— start DATA SECTION —

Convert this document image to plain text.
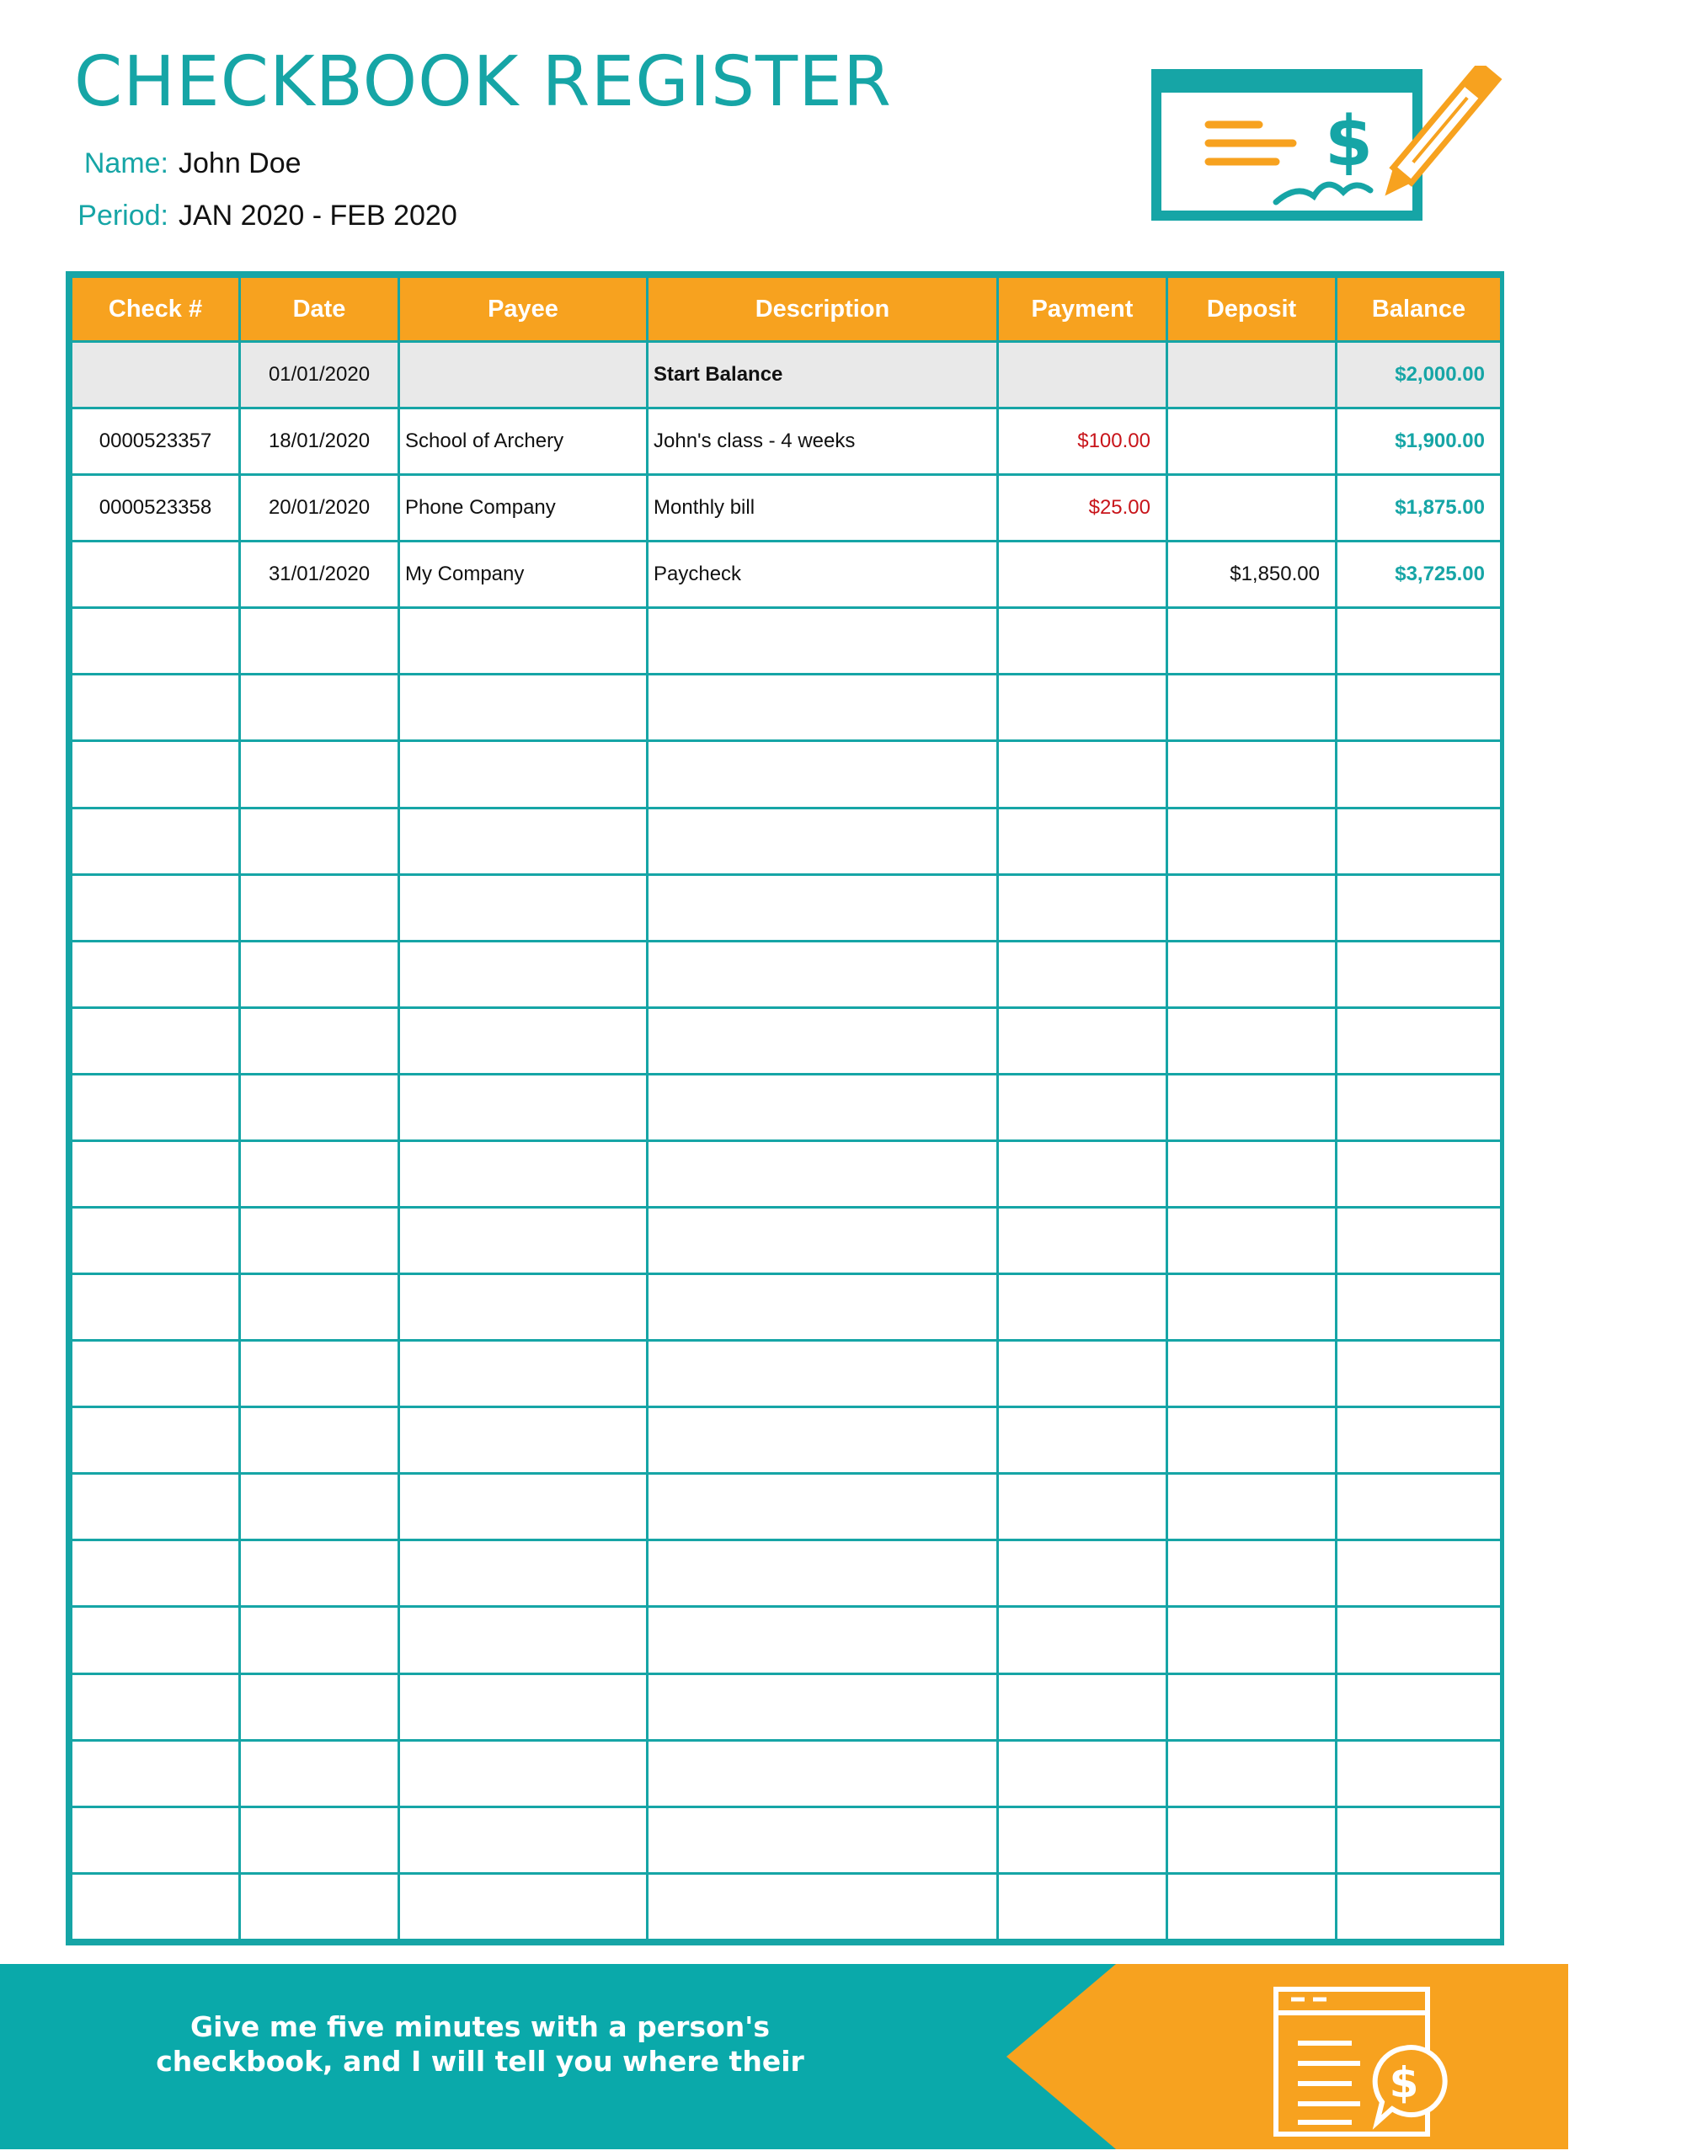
CHECKBOOK REGISTER
Name: John Doe
Period: JAN 2020 - FEB 2020
$
Check #	Date	Payee	Description	Payment	Deposit	Balance
	01/01/2020		Start Balance			$2,000.00
0000523357	18/01/2020	School of Archery	John's class - 4 weeks	$100.00		$1,900.00
0000523358	20/01/2020	Phone Company	Monthly bill	$25.00		$1,875.00
	31/01/2020	My Company	Paycheck		$1,850.00	$3,725.00

Give me five minutes with a person's
checkbook, and I will tell you where their	$
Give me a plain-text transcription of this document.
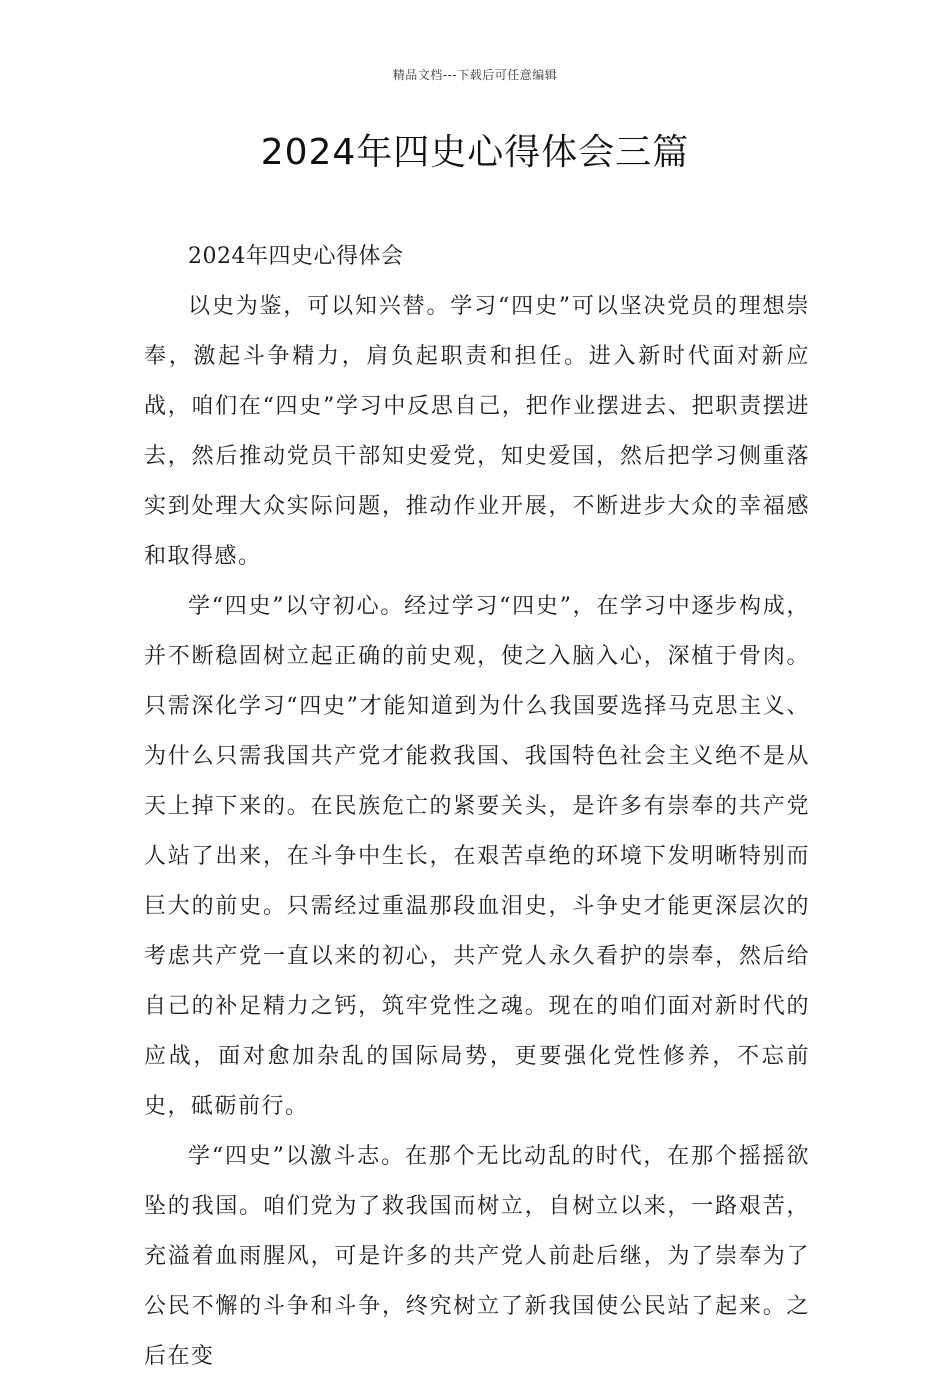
精品文档---下载后可任意编辑
2024年四史心得体会三篇

2024年四史心得体会

以史为鉴，可以知兴替。学习“四史”可以坚决党员的理想崇奉，激起斗争精力，肩负起职责和担任。进入新时代面对新应战，咱们在“四史”学习中反思自己，把作业摆进去、把职责摆进去，然后推动党员干部知史爱党，知史爱国，然后把学习侧重落实到处理大众实际问题，推动作业开展，不断进步大众的幸福感和取得感。

学“四史”以守初心。经过学习“四史”，在学习中逐步构成，并不断稳固树立起正确的前史观，使之入脑入心，深植于骨肉。只需深化学习“四史”才能知道到为什么我国要选择马克思主义、为什么只需我国共产党才能救我国、我国特色社会主义绝不是从天上掉下来的。在民族危亡的紧要关头，是许多有崇奉的共产党人站了出来，在斗争中生长，在艰苦卓绝的环境下发明晰特别而巨大的前史。只需经过重温那段血泪史，斗争史才能更深层次的考虑共产党一直以来的初心，共产党人永久看护的崇奉，然后给自己的补足精力之钙，筑牢党性之魂。现在的咱们面对新时代的应战，面对愈加杂乱的国际局势，更要强化党性修养，不忘前史，砥砺前行。

学“四史”以激斗志。在那个无比动乱的时代，在那个摇摇欲坠的我国。咱们党为了救我国而树立，自树立以来，一路艰苦，充溢着血雨腥风，可是许多的共产党人前赴后继，为了崇奉为了公民不懈的斗争和斗争，终究树立了新我国使公民站了起来。之后在变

— end DATA SECTION —

## STATED TASK
Every entry above is to be set down exactly; the pictures are to be left out.

## EXERCISE RESPONSE
Convert this document image to plain text.
CHECKBOOK REGISTER
Name: John Doe
Period: JAN 2020 - FEB 2020
$
Check #	Date	Payee	Description	Payment	Deposit	Balance
	01/01/2020		Start Balance			$2,000.00
0000523357	18/01/2020	School of Archery	John's class - 4 weeks	$100.00		$1,900.00
0000523358	20/01/2020	Phone Company	Monthly bill	$25.00		$1,875.00
	31/01/2020	My Company	Paycheck		$1,850.00	$3,725.00

Give me five minutes with a person's
checkbook, and I will tell you where their	$
Give me a plain-text transcription of this document.
精品文档---下载后可任意编辑
2024年四史心得体会三篇

2024年四史心得体会

以史为鉴，可以知兴替。学习“四史”可以坚决党员的理想崇奉，激起斗争精力，肩负起职责和担任。进入新时代面对新应战，咱们在“四史”学习中反思自己，把作业摆进去、把职责摆进去，然后推动党员干部知史爱党，知史爱国，然后把学习侧重落实到处理大众实际问题，推动作业开展，不断进步大众的幸福感和取得感。

学“四史”以守初心。经过学习“四史”，在学习中逐步构成，并不断稳固树立起正确的前史观，使之入脑入心，深植于骨肉。只需深化学习“四史”才能知道到为什么我国要选择马克思主义、为什么只需我国共产党才能救我国、我国特色社会主义绝不是从天上掉下来的。在民族危亡的紧要关头，是许多有崇奉的共产党人站了出来，在斗争中生长，在艰苦卓绝的环境下发明晰特别而巨大的前史。只需经过重温那段血泪史，斗争史才能更深层次的考虑共产党一直以来的初心，共产党人永久看护的崇奉，然后给自己的补足精力之钙，筑牢党性之魂。现在的咱们面对新时代的应战，面对愈加杂乱的国际局势，更要强化党性修养，不忘前史，砥砺前行。

学“四史”以激斗志。在那个无比动乱的时代，在那个摇摇欲坠的我国。咱们党为了救我国而树立，自树立以来，一路艰苦，充溢着血雨腥风，可是许多的共产党人前赴后继，为了崇奉为了公民不懈的斗争和斗争，终究树立了新我国使公民站了起来。之后在变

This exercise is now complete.